* Start LISTED RECORDS *
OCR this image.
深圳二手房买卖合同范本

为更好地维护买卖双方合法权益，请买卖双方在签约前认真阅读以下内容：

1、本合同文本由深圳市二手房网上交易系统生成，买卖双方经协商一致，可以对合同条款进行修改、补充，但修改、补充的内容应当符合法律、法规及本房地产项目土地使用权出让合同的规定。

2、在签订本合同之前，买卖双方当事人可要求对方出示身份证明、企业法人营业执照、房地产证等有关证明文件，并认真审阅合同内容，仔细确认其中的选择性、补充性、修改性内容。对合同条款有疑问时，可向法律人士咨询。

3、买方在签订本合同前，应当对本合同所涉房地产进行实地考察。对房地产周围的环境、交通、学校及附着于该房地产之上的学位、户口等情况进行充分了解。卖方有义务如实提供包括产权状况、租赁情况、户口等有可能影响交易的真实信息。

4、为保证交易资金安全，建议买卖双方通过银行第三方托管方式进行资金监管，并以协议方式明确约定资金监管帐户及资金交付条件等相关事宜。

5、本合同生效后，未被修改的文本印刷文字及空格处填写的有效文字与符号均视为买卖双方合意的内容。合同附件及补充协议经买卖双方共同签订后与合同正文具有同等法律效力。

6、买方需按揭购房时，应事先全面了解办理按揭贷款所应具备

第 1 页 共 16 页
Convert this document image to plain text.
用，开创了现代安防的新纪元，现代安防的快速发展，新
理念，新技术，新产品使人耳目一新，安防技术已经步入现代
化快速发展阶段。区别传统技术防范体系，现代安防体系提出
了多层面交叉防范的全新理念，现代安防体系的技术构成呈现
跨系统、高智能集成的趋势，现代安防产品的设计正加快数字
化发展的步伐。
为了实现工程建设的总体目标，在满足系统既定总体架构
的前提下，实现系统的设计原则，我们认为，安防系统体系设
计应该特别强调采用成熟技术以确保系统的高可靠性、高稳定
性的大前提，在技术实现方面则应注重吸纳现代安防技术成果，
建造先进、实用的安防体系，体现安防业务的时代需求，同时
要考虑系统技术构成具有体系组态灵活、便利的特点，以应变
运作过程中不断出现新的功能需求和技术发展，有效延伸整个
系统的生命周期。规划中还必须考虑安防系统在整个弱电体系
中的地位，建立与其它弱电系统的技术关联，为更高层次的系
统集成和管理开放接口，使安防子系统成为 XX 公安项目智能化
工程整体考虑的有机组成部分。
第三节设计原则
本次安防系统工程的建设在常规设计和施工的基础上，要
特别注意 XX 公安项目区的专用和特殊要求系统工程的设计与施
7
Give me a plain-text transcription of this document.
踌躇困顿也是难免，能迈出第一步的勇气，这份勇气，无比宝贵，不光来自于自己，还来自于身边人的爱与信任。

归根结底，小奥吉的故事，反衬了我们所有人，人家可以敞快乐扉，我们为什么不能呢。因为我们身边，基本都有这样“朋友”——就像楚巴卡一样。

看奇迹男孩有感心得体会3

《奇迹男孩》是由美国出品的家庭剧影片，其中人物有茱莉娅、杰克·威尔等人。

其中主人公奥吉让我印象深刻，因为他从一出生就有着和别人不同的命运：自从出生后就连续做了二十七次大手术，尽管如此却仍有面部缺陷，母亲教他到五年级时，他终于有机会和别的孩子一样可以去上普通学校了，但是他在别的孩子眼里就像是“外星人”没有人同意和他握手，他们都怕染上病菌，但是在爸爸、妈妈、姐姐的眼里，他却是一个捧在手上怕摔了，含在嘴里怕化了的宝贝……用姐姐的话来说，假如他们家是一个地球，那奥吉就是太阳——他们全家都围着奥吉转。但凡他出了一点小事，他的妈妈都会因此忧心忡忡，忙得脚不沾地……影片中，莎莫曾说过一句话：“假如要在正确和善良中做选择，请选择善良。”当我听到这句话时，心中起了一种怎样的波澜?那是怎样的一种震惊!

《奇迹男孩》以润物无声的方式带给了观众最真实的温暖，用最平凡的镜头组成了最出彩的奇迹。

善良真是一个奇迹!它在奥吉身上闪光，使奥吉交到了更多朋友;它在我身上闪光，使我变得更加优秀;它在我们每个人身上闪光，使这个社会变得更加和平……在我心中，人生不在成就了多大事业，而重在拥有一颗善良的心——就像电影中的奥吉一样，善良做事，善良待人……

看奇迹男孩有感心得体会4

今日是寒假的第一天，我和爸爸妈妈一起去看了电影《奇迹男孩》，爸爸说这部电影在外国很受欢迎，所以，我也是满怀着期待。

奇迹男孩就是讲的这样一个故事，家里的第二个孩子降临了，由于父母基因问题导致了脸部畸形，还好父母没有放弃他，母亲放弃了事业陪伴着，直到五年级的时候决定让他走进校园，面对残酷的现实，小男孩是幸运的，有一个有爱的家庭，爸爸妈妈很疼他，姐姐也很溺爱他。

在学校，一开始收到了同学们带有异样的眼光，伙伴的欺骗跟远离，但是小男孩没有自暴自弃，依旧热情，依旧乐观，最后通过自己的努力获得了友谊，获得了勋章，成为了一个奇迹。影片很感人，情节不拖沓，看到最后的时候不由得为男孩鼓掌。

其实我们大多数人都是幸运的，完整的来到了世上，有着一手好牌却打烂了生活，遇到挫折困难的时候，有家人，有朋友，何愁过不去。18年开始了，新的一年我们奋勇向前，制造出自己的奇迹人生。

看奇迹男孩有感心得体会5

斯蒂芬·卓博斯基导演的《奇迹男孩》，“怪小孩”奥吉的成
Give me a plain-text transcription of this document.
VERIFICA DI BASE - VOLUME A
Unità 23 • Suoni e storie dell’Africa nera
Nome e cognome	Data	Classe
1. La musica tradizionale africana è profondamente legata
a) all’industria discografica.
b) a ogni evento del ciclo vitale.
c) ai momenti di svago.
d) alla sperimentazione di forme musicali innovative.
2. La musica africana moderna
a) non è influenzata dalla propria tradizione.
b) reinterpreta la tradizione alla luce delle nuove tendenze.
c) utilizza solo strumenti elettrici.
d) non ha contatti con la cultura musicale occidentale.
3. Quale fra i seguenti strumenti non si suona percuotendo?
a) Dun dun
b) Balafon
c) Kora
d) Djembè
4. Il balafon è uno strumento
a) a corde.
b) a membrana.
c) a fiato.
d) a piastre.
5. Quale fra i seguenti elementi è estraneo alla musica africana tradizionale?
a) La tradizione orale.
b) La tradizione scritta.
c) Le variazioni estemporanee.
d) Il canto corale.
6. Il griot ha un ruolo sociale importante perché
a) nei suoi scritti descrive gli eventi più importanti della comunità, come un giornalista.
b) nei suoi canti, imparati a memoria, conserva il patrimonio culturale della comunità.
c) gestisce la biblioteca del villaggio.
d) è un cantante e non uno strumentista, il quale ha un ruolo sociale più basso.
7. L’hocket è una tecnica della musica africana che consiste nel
* End LISTED RECORDS *
_AIM_
Take the material above and return all of it exactly.

_FINISHED ANSWER_
OCR this image.
深圳二手房买卖合同范本

为更好地维护买卖双方合法权益，请买卖双方在签约前认真阅读以下内容：

1、本合同文本由深圳市二手房网上交易系统生成，买卖双方经协商一致，可以对合同条款进行修改、补充，但修改、补充的内容应当符合法律、法规及本房地产项目土地使用权出让合同的规定。

2、在签订本合同之前，买卖双方当事人可要求对方出示身份证明、企业法人营业执照、房地产证等有关证明文件，并认真审阅合同内容，仔细确认其中的选择性、补充性、修改性内容。对合同条款有疑问时，可向法律人士咨询。

3、买方在签订本合同前，应当对本合同所涉房地产进行实地考察。对房地产周围的环境、交通、学校及附着于该房地产之上的学位、户口等情况进行充分了解。卖方有义务如实提供包括产权状况、租赁情况、户口等有可能影响交易的真实信息。

4、为保证交易资金安全，建议买卖双方通过银行第三方托管方式进行资金监管，并以协议方式明确约定资金监管帐户及资金交付条件等相关事宜。

5、本合同生效后，未被修改的文本印刷文字及空格处填写的有效文字与符号均视为买卖双方合意的内容。合同附件及补充协议经买卖双方共同签订后与合同正文具有同等法律效力。

6、买方需按揭购房时，应事先全面了解办理按揭贷款所应具备

第 1 页 共 16 页
Convert this document image to plain text.
用，开创了现代安防的新纪元，现代安防的快速发展，新
理念，新技术，新产品使人耳目一新，安防技术已经步入现代
化快速发展阶段。区别传统技术防范体系，现代安防体系提出
了多层面交叉防范的全新理念，现代安防体系的技术构成呈现
跨系统、高智能集成的趋势，现代安防产品的设计正加快数字
化发展的步伐。
为了实现工程建设的总体目标，在满足系统既定总体架构
的前提下，实现系统的设计原则，我们认为，安防系统体系设
计应该特别强调采用成熟技术以确保系统的高可靠性、高稳定
性的大前提，在技术实现方面则应注重吸纳现代安防技术成果，
建造先进、实用的安防体系，体现安防业务的时代需求，同时
要考虑系统技术构成具有体系组态灵活、便利的特点，以应变
运作过程中不断出现新的功能需求和技术发展，有效延伸整个
系统的生命周期。规划中还必须考虑安防系统在整个弱电体系
中的地位，建立与其它弱电系统的技术关联，为更高层次的系
统集成和管理开放接口，使安防子系统成为 XX 公安项目智能化
工程整体考虑的有机组成部分。
第三节设计原则
本次安防系统工程的建设在常规设计和施工的基础上，要
特别注意 XX 公安项目区的专用和特殊要求系统工程的设计与施
7
Give me a plain-text transcription of this document.
踌躇困顿也是难免，能迈出第一步的勇气，这份勇气，无比宝贵，不光来自于自己，还来自于身边人的爱与信任。

归根结底，小奥吉的故事，反衬了我们所有人，人家可以敞快乐扉，我们为什么不能呢。因为我们身边，基本都有这样“朋友”——就像楚巴卡一样。

看奇迹男孩有感心得体会3

《奇迹男孩》是由美国出品的家庭剧影片，其中人物有茱莉娅、杰克·威尔等人。

其中主人公奥吉让我印象深刻，因为他从一出生就有着和别人不同的命运：自从出生后就连续做了二十七次大手术，尽管如此却仍有面部缺陷，母亲教他到五年级时，他终于有机会和别的孩子一样可以去上普通学校了，但是他在别的孩子眼里就像是“外星人”没有人同意和他握手，他们都怕染上病菌，但是在爸爸、妈妈、姐姐的眼里，他却是一个捧在手上怕摔了，含在嘴里怕化了的宝贝……用姐姐的话来说，假如他们家是一个地球，那奥吉就是太阳——他们全家都围着奥吉转。但凡他出了一点小事，他的妈妈都会因此忧心忡忡，忙得脚不沾地……影片中，莎莫曾说过一句话：“假如要在正确和善良中做选择，请选择善良。”当我听到这句话时，心中起了一种怎样的波澜?那是怎样的一种震惊!

《奇迹男孩》以润物无声的方式带给了观众最真实的温暖，用最平凡的镜头组成了最出彩的奇迹。

善良真是一个奇迹!它在奥吉身上闪光，使奥吉交到了更多朋友;它在我身上闪光，使我变得更加优秀;它在我们每个人身上闪光，使这个社会变得更加和平……在我心中，人生不在成就了多大事业，而重在拥有一颗善良的心——就像电影中的奥吉一样，善良做事，善良待人……

看奇迹男孩有感心得体会4

今日是寒假的第一天，我和爸爸妈妈一起去看了电影《奇迹男孩》，爸爸说这部电影在外国很受欢迎，所以，我也是满怀着期待。

奇迹男孩就是讲的这样一个故事，家里的第二个孩子降临了，由于父母基因问题导致了脸部畸形，还好父母没有放弃他，母亲放弃了事业陪伴着，直到五年级的时候决定让他走进校园，面对残酷的现实，小男孩是幸运的，有一个有爱的家庭，爸爸妈妈很疼他，姐姐也很溺爱他。

在学校，一开始收到了同学们带有异样的眼光，伙伴的欺骗跟远离，但是小男孩没有自暴自弃，依旧热情，依旧乐观，最后通过自己的努力获得了友谊，获得了勋章，成为了一个奇迹。影片很感人，情节不拖沓，看到最后的时候不由得为男孩鼓掌。

其实我们大多数人都是幸运的，完整的来到了世上，有着一手好牌却打烂了生活，遇到挫折困难的时候，有家人，有朋友，何愁过不去。18年开始了，新的一年我们奋勇向前，制造出自己的奇迹人生。

看奇迹男孩有感心得体会5

斯蒂芬·卓博斯基导演的《奇迹男孩》，“怪小孩”奥吉的成
Give me a plain-text transcription of this document.
VERIFICA DI BASE - VOLUME A
Unità 23 • Suoni e storie dell’Africa nera
Nome e cognome	Data	Classe
1. La musica tradizionale africana è profondamente legata
a) all’industria discografica.
b) a ogni evento del ciclo vitale.
c) ai momenti di svago.
d) alla sperimentazione di forme musicali innovative.
2. La musica africana moderna
a) non è influenzata dalla propria tradizione.
b) reinterpreta la tradizione alla luce delle nuove tendenze.
c) utilizza solo strumenti elettrici.
d) non ha contatti con la cultura musicale occidentale.
3. Quale fra i seguenti strumenti non si suona percuotendo?
a) Dun dun
b) Balafon
c) Kora
d) Djembè
4. Il balafon è uno strumento
a) a corde.
b) a membrana.
c) a fiato.
d) a piastre.
5. Quale fra i seguenti elementi è estraneo alla musica africana tradizionale?
a) La tradizione orale.
b) La tradizione scritta.
c) Le variazioni estemporanee.
d) Il canto corale.
6. Il griot ha un ruolo sociale importante perché
a) nei suoi scritti descrive gli eventi più importanti della comunità, come un giornalista.
b) nei suoi canti, imparati a memoria, conserva il patrimonio culturale della comunità.
c) gestisce la biblioteca del villaggio.
d) è un cantante e non uno strumentista, il quale ha un ruolo sociale più basso.
7. L’hocket è una tecnica della musica africana che consiste nel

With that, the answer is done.